Task to carry out = From the records, pick out and copy each line containing "type".

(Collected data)
* START *

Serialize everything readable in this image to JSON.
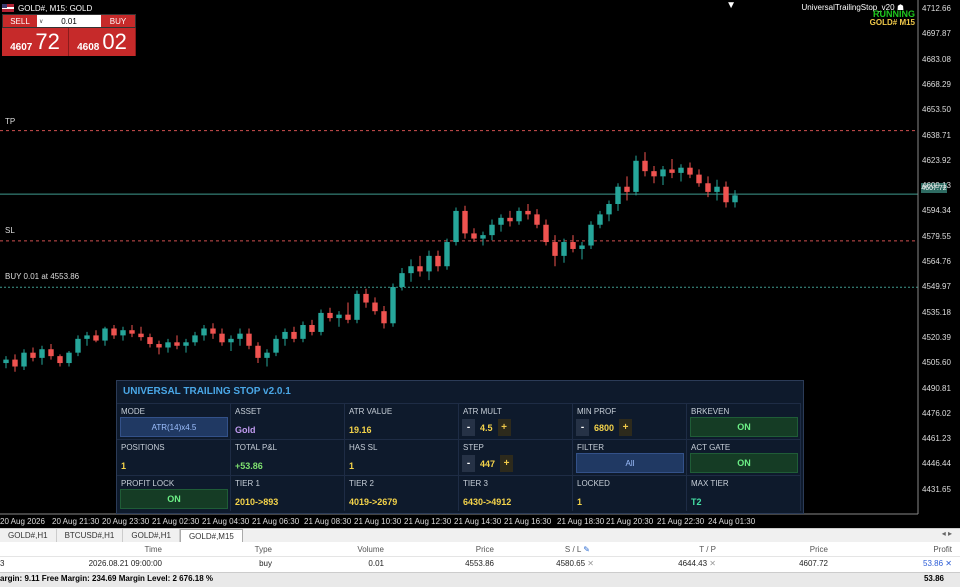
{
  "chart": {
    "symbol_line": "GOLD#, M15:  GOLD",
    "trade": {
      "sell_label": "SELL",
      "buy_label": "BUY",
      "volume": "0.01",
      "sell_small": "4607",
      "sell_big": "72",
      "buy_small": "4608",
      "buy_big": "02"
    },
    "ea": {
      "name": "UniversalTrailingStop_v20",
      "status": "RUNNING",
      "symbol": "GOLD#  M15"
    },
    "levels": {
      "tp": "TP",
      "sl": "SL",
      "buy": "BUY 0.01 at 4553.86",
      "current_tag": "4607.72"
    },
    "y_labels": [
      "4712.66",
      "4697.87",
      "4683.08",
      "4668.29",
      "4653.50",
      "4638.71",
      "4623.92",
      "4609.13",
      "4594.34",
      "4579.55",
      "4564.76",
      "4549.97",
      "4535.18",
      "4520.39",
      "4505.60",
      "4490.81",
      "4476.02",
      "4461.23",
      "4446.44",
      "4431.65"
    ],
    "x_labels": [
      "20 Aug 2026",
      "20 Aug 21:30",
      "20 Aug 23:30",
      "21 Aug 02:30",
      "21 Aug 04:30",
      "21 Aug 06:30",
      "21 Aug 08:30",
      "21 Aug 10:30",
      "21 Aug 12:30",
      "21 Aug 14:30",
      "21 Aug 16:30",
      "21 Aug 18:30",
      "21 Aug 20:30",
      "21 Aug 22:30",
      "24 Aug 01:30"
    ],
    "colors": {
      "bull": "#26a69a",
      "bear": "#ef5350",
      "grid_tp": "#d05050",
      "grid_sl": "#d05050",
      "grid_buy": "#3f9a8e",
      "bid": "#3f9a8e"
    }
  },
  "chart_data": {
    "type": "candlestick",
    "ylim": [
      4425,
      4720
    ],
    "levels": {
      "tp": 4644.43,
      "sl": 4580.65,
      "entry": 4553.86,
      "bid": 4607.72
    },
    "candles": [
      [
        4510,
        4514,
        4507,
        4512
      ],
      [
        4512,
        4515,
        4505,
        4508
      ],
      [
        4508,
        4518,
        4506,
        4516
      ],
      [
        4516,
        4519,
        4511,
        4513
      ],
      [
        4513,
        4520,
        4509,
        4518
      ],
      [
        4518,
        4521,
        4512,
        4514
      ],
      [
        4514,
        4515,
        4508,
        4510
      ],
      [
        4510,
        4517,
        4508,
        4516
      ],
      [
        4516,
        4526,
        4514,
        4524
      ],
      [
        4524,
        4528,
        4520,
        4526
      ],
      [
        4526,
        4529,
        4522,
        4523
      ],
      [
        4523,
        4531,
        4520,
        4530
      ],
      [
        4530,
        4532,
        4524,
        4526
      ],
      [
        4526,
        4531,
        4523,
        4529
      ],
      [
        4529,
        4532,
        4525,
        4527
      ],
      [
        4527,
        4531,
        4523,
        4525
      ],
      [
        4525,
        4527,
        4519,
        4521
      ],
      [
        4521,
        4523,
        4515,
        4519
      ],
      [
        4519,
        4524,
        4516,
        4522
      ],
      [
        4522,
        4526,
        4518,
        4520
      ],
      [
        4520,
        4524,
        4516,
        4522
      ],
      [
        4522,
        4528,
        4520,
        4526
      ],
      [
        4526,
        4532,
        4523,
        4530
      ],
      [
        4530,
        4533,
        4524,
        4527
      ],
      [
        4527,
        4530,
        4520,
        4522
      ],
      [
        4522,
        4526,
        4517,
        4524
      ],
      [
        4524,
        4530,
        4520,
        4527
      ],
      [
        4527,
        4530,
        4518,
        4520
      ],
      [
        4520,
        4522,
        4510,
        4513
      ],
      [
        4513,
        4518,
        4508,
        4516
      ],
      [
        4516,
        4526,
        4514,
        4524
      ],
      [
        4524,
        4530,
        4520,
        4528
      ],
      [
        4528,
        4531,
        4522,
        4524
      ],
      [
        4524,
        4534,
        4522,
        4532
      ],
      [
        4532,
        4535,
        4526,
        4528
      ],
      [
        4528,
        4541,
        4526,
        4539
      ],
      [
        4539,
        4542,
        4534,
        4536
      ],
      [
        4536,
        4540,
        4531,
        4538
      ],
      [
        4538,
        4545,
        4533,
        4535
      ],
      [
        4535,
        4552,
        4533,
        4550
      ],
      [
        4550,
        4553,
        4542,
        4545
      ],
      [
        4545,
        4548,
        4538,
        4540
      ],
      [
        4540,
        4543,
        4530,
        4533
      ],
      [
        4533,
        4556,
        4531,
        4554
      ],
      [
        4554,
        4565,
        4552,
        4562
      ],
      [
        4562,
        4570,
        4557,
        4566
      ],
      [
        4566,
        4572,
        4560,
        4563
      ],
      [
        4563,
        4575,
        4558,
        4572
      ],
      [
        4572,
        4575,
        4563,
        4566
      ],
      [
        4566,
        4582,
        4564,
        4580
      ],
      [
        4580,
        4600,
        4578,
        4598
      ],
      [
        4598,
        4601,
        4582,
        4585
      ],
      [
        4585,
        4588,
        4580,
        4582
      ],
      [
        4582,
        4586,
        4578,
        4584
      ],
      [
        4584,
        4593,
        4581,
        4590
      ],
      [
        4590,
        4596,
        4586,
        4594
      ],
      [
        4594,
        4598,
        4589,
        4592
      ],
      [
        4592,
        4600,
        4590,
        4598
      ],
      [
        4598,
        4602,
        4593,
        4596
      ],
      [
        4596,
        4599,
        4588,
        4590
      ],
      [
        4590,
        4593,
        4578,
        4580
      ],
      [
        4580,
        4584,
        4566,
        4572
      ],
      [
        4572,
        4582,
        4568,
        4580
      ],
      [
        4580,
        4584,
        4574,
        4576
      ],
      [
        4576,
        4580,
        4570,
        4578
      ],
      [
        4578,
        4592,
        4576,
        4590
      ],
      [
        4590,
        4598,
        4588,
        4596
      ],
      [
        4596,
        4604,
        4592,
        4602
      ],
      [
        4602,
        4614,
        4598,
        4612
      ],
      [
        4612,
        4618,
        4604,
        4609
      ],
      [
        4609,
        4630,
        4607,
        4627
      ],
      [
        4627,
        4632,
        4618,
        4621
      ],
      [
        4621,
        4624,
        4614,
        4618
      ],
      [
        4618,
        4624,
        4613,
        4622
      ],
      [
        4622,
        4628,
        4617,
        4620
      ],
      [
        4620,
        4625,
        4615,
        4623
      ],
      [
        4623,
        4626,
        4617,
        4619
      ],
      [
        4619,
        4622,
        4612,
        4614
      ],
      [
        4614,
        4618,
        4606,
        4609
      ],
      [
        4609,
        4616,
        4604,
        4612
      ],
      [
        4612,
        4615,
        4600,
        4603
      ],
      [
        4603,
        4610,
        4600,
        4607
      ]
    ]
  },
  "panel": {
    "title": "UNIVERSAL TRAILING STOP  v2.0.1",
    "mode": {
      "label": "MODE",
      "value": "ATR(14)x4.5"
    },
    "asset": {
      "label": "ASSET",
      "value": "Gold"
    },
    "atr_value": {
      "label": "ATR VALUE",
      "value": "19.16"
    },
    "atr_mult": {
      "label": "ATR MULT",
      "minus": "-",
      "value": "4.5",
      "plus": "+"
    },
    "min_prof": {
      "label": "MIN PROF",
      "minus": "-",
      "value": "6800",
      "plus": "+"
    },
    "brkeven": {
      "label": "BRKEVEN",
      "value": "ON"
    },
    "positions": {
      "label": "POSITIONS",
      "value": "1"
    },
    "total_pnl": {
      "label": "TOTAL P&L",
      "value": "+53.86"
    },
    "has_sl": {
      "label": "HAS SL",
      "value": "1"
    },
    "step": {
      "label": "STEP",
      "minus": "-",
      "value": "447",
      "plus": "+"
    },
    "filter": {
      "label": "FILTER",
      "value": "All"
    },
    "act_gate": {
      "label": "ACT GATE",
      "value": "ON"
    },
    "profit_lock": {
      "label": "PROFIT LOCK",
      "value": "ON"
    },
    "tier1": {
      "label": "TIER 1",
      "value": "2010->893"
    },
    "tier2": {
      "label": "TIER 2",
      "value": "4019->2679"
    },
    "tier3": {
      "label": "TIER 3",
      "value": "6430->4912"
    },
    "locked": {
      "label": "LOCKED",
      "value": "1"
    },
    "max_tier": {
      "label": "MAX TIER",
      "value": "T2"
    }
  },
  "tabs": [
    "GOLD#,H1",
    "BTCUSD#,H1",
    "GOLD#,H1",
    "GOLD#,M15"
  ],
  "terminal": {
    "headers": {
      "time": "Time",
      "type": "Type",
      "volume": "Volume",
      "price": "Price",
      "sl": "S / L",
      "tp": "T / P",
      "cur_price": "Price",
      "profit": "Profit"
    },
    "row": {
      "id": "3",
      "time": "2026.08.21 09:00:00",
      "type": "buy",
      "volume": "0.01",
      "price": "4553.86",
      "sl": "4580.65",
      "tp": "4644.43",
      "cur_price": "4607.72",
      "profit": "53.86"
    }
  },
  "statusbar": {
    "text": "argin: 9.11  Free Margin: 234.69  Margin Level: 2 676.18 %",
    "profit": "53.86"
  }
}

* END *

Task answer =
    "type": "candlestick",
      "type": "Type",
      "type": "buy",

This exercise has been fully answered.